# Start of Material provided
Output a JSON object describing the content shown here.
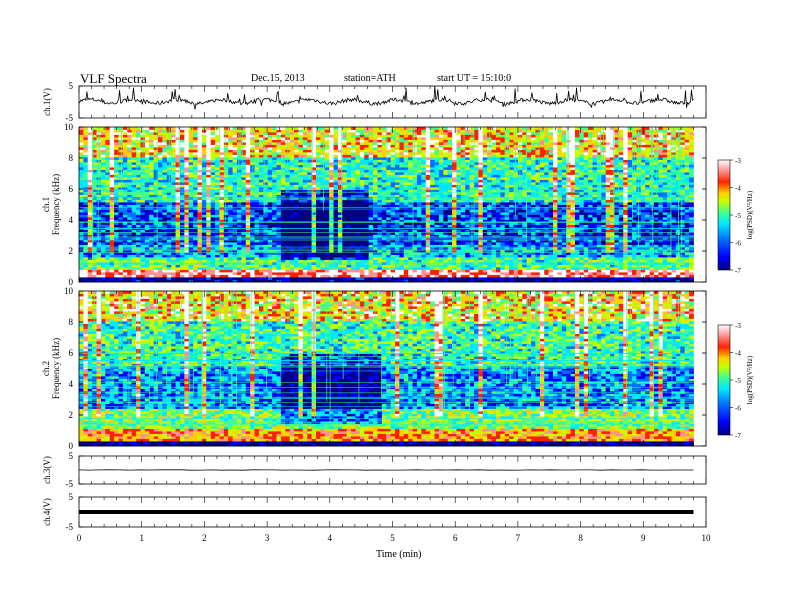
{
  "header": {
    "title": "VLF  Spectra",
    "date": "Dec.15, 2013",
    "station": "station=ATH",
    "start_ut": "start  UT =   15:10:0"
  },
  "colorbar": {
    "label": "log(PSD)(V²/Hz)",
    "ticks": [
      "-3",
      "-4",
      "-5",
      "-6",
      "-7"
    ],
    "colors": [
      "#000080",
      "#0000ff",
      "#0070ff",
      "#00e8ff",
      "#40ff90",
      "#c8ff00",
      "#ffd000",
      "#ff2000",
      "#ff9090",
      "#ffffff"
    ]
  },
  "chart_data": [
    {
      "type": "line",
      "panel": "ch1-waveform",
      "ylabel": "ch.1(V)",
      "yticks": [
        "5",
        "-5"
      ],
      "ylim": [
        -5,
        5
      ],
      "x": [
        0,
        1,
        2,
        3,
        4,
        5,
        6,
        7,
        8,
        9,
        9.8
      ],
      "y": [
        0.2,
        0.2,
        0.1,
        0.2,
        0.2,
        0.1,
        0.2,
        0.2,
        0.1,
        0.2,
        0.2
      ],
      "note_color": "#000000"
    },
    {
      "type": "heatmap",
      "panel": "ch1-spectrogram",
      "ylabel": "Frequency (kHz)",
      "channel_label": "ch.1",
      "yticks": [
        "0",
        "2",
        "4",
        "6",
        "8",
        "10"
      ],
      "ylim": [
        0,
        10
      ],
      "xlim": [
        0,
        10
      ],
      "data_end_min": 9.8,
      "freq_bands_khz": [
        {
          "from": 0,
          "to": 0.4,
          "log_psd": -6.8
        },
        {
          "from": 0.4,
          "to": 0.8,
          "log_psd": -3.5
        },
        {
          "from": 0.8,
          "to": 1.6,
          "log_psd": -5.2
        },
        {
          "from": 1.6,
          "to": 2.4,
          "log_psd": -5.8
        },
        {
          "from": 2.4,
          "to": 5.2,
          "log_psd": -6.2
        },
        {
          "from": 5.2,
          "to": 8.0,
          "log_psd": -5.4
        },
        {
          "from": 8.0,
          "to": 10,
          "log_psd": -4.6
        }
      ],
      "quiet_interval_min": [
        3.2,
        4.6
      ]
    },
    {
      "type": "heatmap",
      "panel": "ch2-spectrogram",
      "ylabel": "Frequency (kHz)",
      "channel_label": "ch.2",
      "yticks": [
        "0",
        "2",
        "4",
        "6",
        "8",
        "10"
      ],
      "ylim": [
        0,
        10
      ],
      "xlim": [
        0,
        10
      ],
      "data_end_min": 9.8,
      "freq_bands_khz": [
        {
          "from": 0,
          "to": 0.4,
          "log_psd": -6.9
        },
        {
          "from": 0.4,
          "to": 1.2,
          "log_psd": -4.2
        },
        {
          "from": 1.2,
          "to": 2.4,
          "log_psd": -5.0
        },
        {
          "from": 2.4,
          "to": 5.2,
          "log_psd": -5.9
        },
        {
          "from": 5.2,
          "to": 8.0,
          "log_psd": -5.3
        },
        {
          "from": 8.0,
          "to": 10,
          "log_psd": -4.6
        }
      ],
      "quiet_interval_min": [
        3.2,
        4.8
      ]
    },
    {
      "type": "line",
      "panel": "ch3-waveform",
      "ylabel": "ch.3(V)",
      "yticks": [
        "5",
        "-5"
      ],
      "ylim": [
        -5,
        5
      ],
      "x": [
        0,
        9.8
      ],
      "y": [
        0,
        0
      ]
    },
    {
      "type": "line",
      "panel": "ch4-waveform",
      "ylabel": "ch.4(V)",
      "yticks": [
        "5",
        "-5"
      ],
      "ylim": [
        -5,
        5
      ],
      "x": [
        0,
        9.8
      ],
      "y": [
        0,
        0
      ]
    }
  ],
  "x_axis": {
    "label": "Time  (min)",
    "ticks": [
      "0",
      "1",
      "2",
      "3",
      "4",
      "5",
      "6",
      "7",
      "8",
      "9",
      "10"
    ],
    "xlim": [
      0,
      10
    ]
  }
}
# End of Material provided
**Short exercise**
Search the data above for the word "panel", then gather each line in which it appears.

**Solution to this exercise**
      "panel": "ch1-waveform",
      "panel": "ch1-spectrogram",
      "panel": "ch2-spectrogram",
      "panel": "ch3-waveform",
      "panel": "ch4-waveform",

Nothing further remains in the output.